■ WRITTEN PROBLEM ■
Say how many lines contain "this"; the answer is the number alone.

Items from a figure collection
BEGIN

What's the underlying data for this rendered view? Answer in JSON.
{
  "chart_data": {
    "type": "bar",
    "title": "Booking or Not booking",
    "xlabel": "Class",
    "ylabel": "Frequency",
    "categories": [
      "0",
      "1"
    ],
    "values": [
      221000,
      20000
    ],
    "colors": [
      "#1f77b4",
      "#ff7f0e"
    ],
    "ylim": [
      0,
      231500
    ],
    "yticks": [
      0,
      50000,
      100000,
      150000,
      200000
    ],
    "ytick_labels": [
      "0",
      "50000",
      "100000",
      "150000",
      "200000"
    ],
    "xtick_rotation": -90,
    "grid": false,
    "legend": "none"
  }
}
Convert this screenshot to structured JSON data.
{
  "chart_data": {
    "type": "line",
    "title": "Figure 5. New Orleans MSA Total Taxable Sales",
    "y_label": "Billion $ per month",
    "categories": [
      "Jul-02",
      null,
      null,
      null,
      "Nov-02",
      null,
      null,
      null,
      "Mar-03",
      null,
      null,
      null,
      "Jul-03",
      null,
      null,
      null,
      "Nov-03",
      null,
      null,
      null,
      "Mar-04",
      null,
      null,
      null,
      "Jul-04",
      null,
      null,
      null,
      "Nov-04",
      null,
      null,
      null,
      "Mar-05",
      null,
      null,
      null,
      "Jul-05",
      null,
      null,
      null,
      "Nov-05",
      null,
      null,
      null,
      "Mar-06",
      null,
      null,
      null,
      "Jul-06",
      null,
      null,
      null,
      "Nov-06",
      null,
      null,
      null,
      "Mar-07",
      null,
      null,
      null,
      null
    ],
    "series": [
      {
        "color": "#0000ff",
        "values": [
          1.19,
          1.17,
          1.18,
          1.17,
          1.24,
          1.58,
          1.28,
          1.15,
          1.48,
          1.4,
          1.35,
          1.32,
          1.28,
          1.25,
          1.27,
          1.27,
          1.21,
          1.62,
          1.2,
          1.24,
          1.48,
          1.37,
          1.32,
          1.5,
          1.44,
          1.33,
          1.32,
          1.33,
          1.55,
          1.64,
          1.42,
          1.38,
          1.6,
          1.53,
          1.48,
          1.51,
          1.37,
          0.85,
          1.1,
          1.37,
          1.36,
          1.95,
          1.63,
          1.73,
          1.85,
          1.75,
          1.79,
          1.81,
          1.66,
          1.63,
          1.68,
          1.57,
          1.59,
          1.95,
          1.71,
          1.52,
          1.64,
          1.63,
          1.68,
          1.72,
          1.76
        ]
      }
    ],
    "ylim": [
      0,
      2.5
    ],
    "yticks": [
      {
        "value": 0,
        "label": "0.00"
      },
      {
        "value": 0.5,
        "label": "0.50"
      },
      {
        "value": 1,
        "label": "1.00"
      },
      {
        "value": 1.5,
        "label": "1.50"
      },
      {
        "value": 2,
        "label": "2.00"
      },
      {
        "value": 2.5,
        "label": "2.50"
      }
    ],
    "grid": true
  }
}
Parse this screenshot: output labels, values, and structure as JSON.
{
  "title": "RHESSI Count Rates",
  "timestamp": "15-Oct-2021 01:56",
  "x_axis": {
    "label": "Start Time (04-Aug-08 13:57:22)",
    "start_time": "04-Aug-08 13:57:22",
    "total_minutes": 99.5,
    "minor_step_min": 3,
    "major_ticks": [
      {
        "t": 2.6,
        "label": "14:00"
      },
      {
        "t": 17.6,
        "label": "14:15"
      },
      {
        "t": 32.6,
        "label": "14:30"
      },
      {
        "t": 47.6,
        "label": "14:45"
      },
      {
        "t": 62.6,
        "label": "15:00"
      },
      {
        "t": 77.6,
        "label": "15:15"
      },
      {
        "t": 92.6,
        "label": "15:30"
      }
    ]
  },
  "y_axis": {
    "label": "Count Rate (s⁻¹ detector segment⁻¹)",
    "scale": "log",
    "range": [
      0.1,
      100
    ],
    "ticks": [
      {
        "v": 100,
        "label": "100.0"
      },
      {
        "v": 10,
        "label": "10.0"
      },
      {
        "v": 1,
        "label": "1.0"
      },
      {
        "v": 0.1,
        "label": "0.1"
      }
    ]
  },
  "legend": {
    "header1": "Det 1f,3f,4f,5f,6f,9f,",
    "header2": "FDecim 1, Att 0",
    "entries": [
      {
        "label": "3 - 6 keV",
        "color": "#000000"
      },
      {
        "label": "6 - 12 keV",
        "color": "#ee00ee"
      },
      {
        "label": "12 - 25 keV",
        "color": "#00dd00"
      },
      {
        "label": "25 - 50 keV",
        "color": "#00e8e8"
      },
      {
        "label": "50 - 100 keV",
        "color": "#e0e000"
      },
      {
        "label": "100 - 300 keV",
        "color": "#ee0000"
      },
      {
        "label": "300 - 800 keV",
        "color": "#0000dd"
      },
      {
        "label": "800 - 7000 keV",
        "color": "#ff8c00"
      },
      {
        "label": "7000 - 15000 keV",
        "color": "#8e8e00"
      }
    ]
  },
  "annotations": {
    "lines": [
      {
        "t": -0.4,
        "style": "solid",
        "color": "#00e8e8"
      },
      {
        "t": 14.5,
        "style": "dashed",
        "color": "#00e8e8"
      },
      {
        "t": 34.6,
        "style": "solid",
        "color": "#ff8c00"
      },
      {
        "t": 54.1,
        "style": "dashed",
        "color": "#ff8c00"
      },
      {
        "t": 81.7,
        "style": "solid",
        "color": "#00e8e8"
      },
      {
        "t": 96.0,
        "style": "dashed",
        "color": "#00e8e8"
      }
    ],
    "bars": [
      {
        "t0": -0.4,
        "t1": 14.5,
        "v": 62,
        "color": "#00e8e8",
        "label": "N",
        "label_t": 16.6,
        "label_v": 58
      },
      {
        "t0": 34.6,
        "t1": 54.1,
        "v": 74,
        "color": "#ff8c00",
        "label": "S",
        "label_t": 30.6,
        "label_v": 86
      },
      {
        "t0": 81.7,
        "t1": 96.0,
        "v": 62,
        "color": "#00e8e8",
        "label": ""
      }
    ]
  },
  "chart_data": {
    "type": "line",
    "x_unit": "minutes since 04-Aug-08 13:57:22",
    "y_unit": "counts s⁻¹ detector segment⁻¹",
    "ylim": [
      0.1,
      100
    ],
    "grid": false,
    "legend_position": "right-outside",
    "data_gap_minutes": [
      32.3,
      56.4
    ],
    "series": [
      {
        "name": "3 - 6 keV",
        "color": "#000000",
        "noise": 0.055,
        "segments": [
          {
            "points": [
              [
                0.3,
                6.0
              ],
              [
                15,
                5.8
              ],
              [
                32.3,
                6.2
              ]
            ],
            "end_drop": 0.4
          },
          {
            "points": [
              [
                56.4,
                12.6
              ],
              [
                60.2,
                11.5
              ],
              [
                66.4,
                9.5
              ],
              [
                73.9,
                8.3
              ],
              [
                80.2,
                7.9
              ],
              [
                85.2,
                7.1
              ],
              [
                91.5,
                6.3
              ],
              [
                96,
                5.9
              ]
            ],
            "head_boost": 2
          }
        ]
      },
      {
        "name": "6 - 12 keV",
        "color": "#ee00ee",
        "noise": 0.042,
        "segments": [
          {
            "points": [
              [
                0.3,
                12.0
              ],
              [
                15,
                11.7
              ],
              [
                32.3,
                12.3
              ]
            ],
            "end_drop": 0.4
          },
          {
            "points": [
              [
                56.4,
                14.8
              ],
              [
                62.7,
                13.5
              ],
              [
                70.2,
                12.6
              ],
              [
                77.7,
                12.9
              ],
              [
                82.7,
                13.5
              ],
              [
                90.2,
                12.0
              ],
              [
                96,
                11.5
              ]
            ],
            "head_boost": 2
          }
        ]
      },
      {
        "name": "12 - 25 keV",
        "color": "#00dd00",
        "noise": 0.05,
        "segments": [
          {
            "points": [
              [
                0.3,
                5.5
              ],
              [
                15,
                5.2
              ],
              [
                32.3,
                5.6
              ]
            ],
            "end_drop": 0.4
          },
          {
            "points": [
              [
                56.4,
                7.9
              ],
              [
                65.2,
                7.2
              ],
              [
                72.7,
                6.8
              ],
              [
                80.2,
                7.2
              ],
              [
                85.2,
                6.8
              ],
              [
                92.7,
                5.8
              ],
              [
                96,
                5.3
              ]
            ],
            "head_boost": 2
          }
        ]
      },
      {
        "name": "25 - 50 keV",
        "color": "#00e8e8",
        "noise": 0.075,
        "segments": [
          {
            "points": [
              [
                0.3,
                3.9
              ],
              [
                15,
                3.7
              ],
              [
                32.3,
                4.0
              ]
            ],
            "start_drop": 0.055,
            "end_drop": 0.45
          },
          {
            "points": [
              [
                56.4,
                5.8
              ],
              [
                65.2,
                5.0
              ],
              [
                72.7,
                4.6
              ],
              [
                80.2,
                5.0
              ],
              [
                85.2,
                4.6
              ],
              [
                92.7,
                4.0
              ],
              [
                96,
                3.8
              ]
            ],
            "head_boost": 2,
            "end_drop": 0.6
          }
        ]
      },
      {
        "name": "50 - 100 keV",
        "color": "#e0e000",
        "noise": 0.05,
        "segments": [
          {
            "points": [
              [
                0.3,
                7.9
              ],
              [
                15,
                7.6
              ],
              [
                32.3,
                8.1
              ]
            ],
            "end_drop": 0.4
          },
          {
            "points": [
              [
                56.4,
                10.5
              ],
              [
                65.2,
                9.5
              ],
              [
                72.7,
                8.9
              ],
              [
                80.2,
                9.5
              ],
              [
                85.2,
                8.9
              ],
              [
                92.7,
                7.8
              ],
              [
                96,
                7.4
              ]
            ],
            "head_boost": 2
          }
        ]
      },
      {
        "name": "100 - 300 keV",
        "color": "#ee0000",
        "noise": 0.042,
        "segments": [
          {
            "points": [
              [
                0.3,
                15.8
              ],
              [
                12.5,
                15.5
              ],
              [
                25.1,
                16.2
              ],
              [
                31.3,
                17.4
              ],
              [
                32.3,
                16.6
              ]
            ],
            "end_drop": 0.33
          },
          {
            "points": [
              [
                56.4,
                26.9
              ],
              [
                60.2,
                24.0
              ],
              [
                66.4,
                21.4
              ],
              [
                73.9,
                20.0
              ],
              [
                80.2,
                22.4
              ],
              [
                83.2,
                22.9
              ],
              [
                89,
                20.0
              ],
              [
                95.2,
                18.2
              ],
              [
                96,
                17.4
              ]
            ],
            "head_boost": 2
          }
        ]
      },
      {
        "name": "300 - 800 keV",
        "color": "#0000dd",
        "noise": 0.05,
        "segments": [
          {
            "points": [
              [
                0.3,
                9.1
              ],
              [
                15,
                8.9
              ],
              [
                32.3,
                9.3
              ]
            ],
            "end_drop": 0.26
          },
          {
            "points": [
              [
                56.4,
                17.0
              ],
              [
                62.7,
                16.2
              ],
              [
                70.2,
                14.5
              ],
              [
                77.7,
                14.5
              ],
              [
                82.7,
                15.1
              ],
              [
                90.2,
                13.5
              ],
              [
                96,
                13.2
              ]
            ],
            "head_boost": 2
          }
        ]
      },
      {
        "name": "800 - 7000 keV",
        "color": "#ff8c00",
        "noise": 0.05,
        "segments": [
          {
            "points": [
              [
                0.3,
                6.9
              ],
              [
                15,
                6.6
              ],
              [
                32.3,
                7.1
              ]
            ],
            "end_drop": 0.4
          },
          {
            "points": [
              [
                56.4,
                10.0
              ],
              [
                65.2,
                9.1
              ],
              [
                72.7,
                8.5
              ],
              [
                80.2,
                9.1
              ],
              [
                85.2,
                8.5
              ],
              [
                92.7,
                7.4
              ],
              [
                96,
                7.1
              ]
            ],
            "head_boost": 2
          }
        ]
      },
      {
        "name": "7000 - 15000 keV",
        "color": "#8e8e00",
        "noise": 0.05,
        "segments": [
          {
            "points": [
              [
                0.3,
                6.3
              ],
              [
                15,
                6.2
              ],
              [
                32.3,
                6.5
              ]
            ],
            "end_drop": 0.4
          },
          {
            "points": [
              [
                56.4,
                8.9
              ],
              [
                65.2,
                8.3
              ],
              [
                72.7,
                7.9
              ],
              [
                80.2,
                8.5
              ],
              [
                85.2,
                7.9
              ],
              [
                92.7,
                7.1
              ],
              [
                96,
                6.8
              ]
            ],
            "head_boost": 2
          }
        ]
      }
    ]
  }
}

END

■ EXERCISE RESPONSE ■
3